**Required task:** Take from the listing each line that has the string "ylabel".

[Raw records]

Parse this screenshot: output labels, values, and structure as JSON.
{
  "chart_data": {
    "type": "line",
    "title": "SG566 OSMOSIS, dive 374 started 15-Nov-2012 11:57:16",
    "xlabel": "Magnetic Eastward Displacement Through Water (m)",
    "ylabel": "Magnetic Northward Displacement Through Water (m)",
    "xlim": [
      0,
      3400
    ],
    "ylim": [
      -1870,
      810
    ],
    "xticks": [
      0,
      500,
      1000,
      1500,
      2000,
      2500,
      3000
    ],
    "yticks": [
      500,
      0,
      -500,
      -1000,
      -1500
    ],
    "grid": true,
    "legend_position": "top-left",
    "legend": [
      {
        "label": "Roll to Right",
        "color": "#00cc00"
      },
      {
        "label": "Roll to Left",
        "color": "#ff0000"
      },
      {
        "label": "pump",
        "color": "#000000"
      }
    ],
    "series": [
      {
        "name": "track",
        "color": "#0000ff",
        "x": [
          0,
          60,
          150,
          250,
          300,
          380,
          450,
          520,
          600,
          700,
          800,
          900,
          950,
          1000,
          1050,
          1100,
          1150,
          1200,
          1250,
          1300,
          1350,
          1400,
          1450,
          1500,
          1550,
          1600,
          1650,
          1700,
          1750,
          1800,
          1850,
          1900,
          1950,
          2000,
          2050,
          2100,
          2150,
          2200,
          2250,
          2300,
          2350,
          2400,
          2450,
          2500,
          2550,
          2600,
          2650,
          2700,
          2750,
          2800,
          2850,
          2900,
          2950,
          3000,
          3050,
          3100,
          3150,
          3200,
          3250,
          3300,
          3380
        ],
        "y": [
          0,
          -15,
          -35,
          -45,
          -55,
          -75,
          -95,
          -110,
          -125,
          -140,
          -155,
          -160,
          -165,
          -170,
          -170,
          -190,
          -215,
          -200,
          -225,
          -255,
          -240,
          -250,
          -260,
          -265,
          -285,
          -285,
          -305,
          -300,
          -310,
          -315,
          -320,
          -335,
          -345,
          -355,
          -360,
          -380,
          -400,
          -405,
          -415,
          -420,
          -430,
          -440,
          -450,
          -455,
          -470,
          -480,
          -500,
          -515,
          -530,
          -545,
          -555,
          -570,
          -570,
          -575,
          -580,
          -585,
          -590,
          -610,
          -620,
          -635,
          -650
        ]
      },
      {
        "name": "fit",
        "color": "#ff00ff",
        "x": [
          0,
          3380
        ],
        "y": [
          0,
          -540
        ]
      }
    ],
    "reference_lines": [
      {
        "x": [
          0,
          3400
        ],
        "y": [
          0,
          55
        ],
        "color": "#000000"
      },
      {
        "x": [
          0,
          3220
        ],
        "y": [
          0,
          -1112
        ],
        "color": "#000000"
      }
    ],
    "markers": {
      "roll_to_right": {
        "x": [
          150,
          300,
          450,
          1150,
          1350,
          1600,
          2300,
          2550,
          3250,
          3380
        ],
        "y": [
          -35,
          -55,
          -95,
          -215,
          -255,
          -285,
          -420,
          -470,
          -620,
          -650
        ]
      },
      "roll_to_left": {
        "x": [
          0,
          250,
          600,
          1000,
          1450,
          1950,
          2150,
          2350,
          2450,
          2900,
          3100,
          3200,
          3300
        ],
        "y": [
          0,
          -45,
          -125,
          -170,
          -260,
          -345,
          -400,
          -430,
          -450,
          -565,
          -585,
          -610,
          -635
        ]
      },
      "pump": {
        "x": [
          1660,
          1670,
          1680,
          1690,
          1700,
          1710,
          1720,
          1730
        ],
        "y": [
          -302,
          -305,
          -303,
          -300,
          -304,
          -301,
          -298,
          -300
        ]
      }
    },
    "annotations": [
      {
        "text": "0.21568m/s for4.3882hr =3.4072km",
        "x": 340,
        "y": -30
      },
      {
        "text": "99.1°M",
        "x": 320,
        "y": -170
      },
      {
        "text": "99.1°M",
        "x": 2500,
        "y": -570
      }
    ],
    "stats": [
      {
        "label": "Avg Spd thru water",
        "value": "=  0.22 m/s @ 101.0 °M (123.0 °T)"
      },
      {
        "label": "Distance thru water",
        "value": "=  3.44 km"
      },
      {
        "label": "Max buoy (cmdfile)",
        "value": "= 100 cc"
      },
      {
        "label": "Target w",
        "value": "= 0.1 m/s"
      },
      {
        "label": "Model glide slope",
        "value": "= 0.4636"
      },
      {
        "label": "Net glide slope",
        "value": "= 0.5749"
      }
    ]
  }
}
---
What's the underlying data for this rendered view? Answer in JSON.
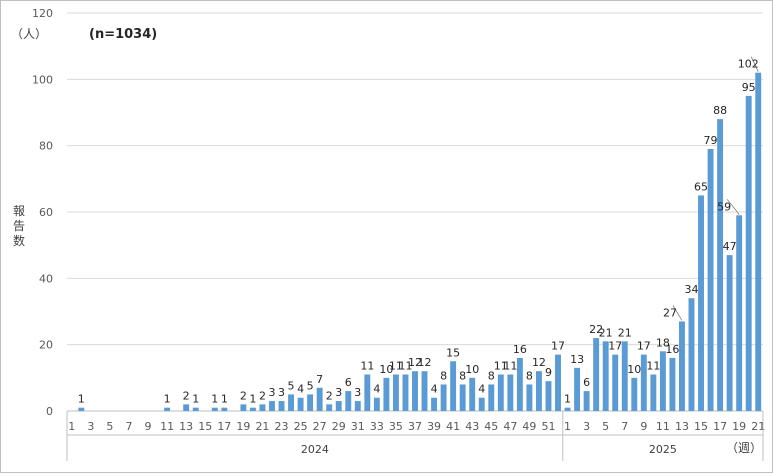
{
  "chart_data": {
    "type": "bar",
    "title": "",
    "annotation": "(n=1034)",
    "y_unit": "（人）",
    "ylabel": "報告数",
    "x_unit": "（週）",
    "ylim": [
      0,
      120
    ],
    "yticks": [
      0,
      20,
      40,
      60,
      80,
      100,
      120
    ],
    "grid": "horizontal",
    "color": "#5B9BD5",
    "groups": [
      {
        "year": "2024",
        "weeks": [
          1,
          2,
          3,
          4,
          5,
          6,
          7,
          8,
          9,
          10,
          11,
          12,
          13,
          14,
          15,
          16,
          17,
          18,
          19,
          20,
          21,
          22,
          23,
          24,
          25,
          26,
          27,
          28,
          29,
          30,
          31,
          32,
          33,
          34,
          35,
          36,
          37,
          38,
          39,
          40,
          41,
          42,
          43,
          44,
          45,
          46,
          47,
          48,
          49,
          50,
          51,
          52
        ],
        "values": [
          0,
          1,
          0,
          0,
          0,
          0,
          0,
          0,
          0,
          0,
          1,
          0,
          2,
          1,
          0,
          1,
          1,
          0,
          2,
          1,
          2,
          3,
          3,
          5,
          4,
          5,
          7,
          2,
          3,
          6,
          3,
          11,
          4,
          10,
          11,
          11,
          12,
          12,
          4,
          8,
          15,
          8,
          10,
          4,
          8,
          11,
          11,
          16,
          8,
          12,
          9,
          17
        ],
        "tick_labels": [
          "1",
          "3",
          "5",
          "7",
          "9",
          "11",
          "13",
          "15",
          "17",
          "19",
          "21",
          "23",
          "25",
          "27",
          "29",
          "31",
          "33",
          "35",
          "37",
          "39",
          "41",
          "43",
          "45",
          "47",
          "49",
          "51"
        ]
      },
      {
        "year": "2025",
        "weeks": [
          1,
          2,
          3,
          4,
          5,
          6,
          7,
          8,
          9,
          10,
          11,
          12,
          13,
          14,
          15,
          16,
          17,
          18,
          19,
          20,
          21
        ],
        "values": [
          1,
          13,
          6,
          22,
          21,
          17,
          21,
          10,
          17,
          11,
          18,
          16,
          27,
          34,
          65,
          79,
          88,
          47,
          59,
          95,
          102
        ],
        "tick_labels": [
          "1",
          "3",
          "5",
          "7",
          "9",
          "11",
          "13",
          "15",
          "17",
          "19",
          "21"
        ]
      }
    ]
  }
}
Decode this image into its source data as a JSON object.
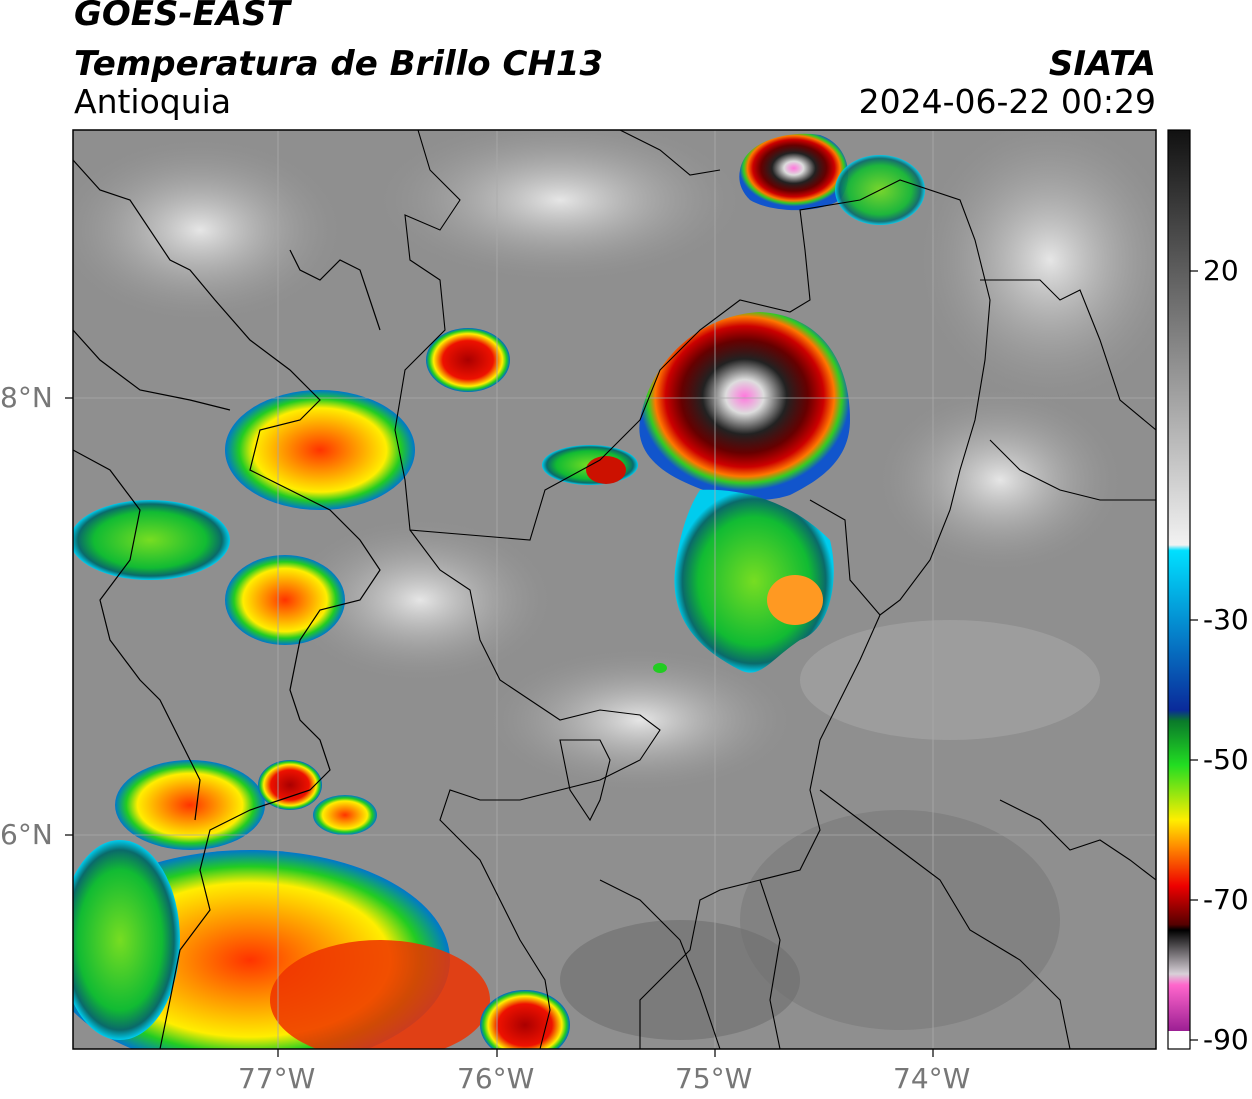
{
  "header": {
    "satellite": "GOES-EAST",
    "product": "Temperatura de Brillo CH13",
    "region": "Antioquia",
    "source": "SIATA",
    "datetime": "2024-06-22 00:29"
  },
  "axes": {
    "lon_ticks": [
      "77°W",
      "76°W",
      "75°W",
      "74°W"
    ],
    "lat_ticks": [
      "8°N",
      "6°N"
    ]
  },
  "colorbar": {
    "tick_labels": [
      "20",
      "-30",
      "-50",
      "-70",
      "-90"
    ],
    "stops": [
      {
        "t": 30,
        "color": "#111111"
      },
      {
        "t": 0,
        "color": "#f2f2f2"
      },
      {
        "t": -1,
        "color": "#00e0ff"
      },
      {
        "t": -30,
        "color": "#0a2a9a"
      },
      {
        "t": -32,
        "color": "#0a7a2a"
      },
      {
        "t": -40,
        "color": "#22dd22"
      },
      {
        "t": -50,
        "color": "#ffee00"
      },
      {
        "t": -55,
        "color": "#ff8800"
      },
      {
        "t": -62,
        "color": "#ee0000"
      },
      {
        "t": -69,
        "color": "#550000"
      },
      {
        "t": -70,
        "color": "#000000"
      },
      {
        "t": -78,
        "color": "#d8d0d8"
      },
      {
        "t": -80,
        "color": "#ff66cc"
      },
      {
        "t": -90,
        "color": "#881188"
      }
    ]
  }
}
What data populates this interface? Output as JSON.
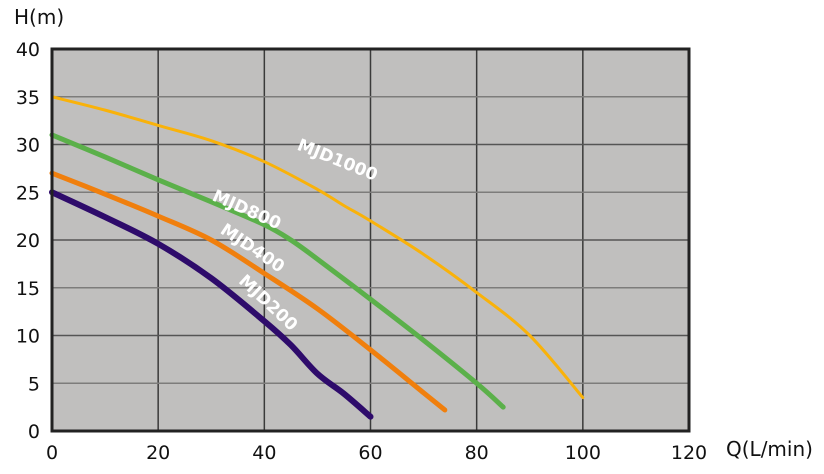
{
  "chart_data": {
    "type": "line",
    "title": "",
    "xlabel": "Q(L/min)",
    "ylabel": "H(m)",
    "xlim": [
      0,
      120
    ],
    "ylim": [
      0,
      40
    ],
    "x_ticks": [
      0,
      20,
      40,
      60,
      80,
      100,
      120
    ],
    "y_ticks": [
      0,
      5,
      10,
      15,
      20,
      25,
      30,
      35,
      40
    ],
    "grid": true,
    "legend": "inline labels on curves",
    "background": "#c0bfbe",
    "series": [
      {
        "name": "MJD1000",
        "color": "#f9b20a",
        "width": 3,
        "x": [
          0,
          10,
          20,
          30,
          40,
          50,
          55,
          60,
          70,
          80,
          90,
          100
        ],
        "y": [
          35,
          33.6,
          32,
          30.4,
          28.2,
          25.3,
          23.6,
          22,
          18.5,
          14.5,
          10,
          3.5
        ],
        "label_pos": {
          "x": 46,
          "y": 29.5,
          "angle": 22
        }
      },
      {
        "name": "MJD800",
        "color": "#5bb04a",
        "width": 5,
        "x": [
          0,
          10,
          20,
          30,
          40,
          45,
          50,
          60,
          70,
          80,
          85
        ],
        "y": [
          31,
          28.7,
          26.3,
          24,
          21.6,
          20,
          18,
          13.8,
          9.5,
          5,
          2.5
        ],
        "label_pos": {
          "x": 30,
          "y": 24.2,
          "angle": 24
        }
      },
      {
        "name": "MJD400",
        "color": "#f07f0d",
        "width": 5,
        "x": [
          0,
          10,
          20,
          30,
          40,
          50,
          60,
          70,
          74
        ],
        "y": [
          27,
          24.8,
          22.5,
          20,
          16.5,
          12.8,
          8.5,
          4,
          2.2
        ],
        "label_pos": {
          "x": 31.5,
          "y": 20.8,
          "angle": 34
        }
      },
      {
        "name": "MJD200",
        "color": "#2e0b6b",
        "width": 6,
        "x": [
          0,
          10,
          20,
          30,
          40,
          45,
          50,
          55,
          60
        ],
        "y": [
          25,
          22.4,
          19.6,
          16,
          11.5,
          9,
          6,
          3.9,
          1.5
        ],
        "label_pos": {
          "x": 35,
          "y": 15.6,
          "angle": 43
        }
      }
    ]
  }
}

**Result:**
    "ylabel": "Magnetic Northward Displacement Through Water (m)",
    "ylabel": "報告数",
    "ylabel": "H(m)",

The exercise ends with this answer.